THE TASK. Transcribe each record exactly. Include every one.
◇ ◇ ◇ ◇ ◇
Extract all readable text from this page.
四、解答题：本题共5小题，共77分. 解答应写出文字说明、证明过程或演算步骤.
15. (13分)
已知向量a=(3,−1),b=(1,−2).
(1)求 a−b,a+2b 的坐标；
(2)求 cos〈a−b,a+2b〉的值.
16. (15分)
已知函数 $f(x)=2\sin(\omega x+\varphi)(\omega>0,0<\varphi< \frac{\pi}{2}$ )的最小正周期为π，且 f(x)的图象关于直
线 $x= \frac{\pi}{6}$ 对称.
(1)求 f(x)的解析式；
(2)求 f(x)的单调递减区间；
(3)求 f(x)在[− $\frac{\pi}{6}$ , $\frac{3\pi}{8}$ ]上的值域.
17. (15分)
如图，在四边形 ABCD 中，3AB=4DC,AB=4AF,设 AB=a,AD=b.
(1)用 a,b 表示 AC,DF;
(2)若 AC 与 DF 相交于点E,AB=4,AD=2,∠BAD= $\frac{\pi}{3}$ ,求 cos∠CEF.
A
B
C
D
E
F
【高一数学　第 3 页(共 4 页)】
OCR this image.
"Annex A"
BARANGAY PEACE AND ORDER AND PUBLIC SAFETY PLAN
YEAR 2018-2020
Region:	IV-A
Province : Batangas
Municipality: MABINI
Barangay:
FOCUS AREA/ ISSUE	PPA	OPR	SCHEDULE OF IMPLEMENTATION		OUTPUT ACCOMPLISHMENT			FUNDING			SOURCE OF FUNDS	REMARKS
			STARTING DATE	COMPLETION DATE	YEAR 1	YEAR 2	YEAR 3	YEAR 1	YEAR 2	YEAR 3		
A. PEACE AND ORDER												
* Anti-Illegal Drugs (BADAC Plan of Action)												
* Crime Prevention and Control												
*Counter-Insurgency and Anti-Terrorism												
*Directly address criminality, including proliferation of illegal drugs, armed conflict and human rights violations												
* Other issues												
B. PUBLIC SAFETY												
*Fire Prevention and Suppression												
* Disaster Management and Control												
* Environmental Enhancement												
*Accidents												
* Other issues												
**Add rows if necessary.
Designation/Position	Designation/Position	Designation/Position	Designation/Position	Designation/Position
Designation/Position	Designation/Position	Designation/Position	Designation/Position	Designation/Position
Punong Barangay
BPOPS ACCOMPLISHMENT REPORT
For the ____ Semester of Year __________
◇ ◇ ◇ ◇ ◇
TASK RESPONSE.
Extract all readable text from this page.
四、解答题：本题共5小题，共77分. 解答应写出文字说明、证明过程或演算步骤.
15. (13分)
已知向量a=(3,−1),b=(1,−2).
(1)求 a−b,a+2b 的坐标；
(2)求 cos〈a−b,a+2b〉的值.
16. (15分)
已知函数 $f(x)=2\sin(\omega x+\varphi)(\omega>0,0<\varphi< \frac{\pi}{2}$ )的最小正周期为π，且 f(x)的图象关于直
线 $x= \frac{\pi}{6}$ 对称.
(1)求 f(x)的解析式；
(2)求 f(x)的单调递减区间；
(3)求 f(x)在[− $\frac{\pi}{6}$ , $\frac{3\pi}{8}$ ]上的值域.
17. (15分)
如图，在四边形 ABCD 中，3AB=4DC,AB=4AF,设 AB=a,AD=b.
(1)用 a,b 表示 AC,DF;
(2)若 AC 与 DF 相交于点E,AB=4,AD=2,∠BAD= $\frac{\pi}{3}$ ,求 cos∠CEF.
A
B
C
D
E
F
【高一数学　第 3 页(共 4 页)】
OCR this image.
"Annex A"
BARANGAY PEACE AND ORDER AND PUBLIC SAFETY PLAN
YEAR 2018-2020
Region:	IV-A
Province : Batangas
Municipality: MABINI
Barangay:
FOCUS AREA/ ISSUE	PPA	OPR	SCHEDULE OF IMPLEMENTATION		OUTPUT ACCOMPLISHMENT			FUNDING			SOURCE OF FUNDS	REMARKS
			STARTING DATE	COMPLETION DATE	YEAR 1	YEAR 2	YEAR 3	YEAR 1	YEAR 2	YEAR 3		
A. PEACE AND ORDER												
* Anti-Illegal Drugs (BADAC Plan of Action)												
* Crime Prevention and Control												
*Counter-Insurgency and Anti-Terrorism												
*Directly address criminality, including proliferation of illegal drugs, armed conflict and human rights violations												
* Other issues												
B. PUBLIC SAFETY												
*Fire Prevention and Suppression												
* Disaster Management and Control												
* Environmental Enhancement												
*Accidents												
* Other issues												
**Add rows if necessary.
Designation/Position	Designation/Position	Designation/Position	Designation/Position	Designation/Position
Designation/Position	Designation/Position	Designation/Position	Designation/Position	Designation/Position
Punong Barangay
BPOPS ACCOMPLISHMENT REPORT
For the ____ Semester of Year __________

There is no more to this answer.